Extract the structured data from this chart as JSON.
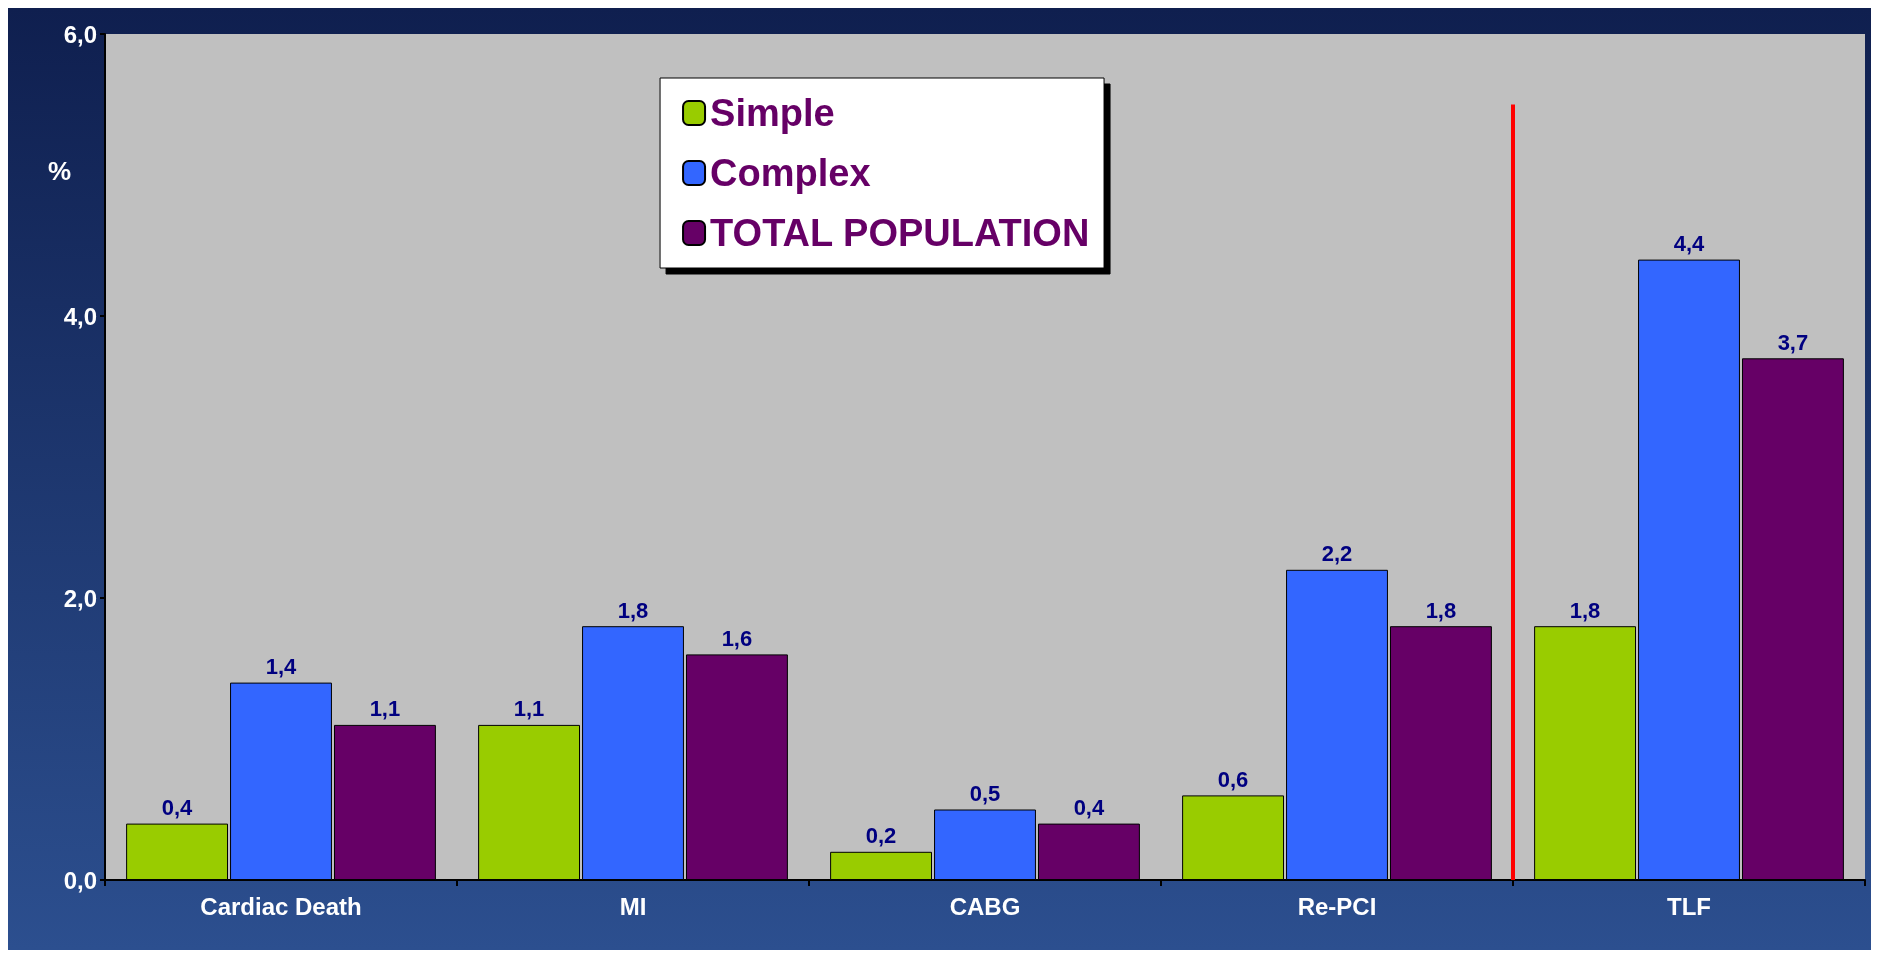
{
  "chart_data": {
    "type": "bar",
    "ylabel": "%",
    "categories": [
      "Cardiac Death",
      "MI",
      "CABG",
      "Re-PCI",
      "TLF"
    ],
    "series": [
      {
        "name": "Simple",
        "color": "#99cc00",
        "values": [
          0.4,
          1.1,
          0.2,
          0.6,
          1.8
        ],
        "value_labels": [
          "0,4",
          "1,1",
          "0,2",
          "0,6",
          "1,8"
        ]
      },
      {
        "name": "Complex",
        "color": "#3366ff",
        "values": [
          1.4,
          1.8,
          0.5,
          2.2,
          4.4
        ],
        "value_labels": [
          "1,4",
          "1,8",
          "0,5",
          "2,2",
          "4,4"
        ]
      },
      {
        "name": "TOTAL POPULATION",
        "color": "#660066",
        "values": [
          1.1,
          1.6,
          0.4,
          1.8,
          3.7
        ],
        "value_labels": [
          "1,1",
          "1,6",
          "0,4",
          "1,8",
          "3,7"
        ]
      }
    ],
    "ylim": [
      0,
      6
    ],
    "yticks": [
      {
        "value": 0,
        "label": "0,0"
      },
      {
        "value": 2,
        "label": "2,0"
      },
      {
        "value": 4,
        "label": "4,0"
      },
      {
        "value": 6,
        "label": "6,0"
      }
    ],
    "grid": false,
    "legend": "top",
    "ref_lines": [
      {
        "axis": "x",
        "value": "TLF",
        "color": "#ff0000"
      }
    ]
  }
}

⁂

Task statement => Copy out every line of the material above exactly, skipping the pictures.

Exercise output =>
Extract the structured data from this chart as JSON.
{
  "chart_data": {
    "type": "bar",
    "ylabel": "%",
    "categories": [
      "Cardiac Death",
      "MI",
      "CABG",
      "Re-PCI",
      "TLF"
    ],
    "series": [
      {
        "name": "Simple",
        "color": "#99cc00",
        "values": [
          0.4,
          1.1,
          0.2,
          0.6,
          1.8
        ],
        "value_labels": [
          "0,4",
          "1,1",
          "0,2",
          "0,6",
          "1,8"
        ]
      },
      {
        "name": "Complex",
        "color": "#3366ff",
        "values": [
          1.4,
          1.8,
          0.5,
          2.2,
          4.4
        ],
        "value_labels": [
          "1,4",
          "1,8",
          "0,5",
          "2,2",
          "4,4"
        ]
      },
      {
        "name": "TOTAL POPULATION",
        "color": "#660066",
        "values": [
          1.1,
          1.6,
          0.4,
          1.8,
          3.7
        ],
        "value_labels": [
          "1,1",
          "1,6",
          "0,4",
          "1,8",
          "3,7"
        ]
      }
    ],
    "ylim": [
      0,
      6
    ],
    "yticks": [
      {
        "value": 0,
        "label": "0,0"
      },
      {
        "value": 2,
        "label": "2,0"
      },
      {
        "value": 4,
        "label": "4,0"
      },
      {
        "value": 6,
        "label": "6,0"
      }
    ],
    "grid": false,
    "legend": "top",
    "ref_lines": [
      {
        "axis": "x",
        "value": "TLF",
        "color": "#ff0000"
      }
    ]
  }
}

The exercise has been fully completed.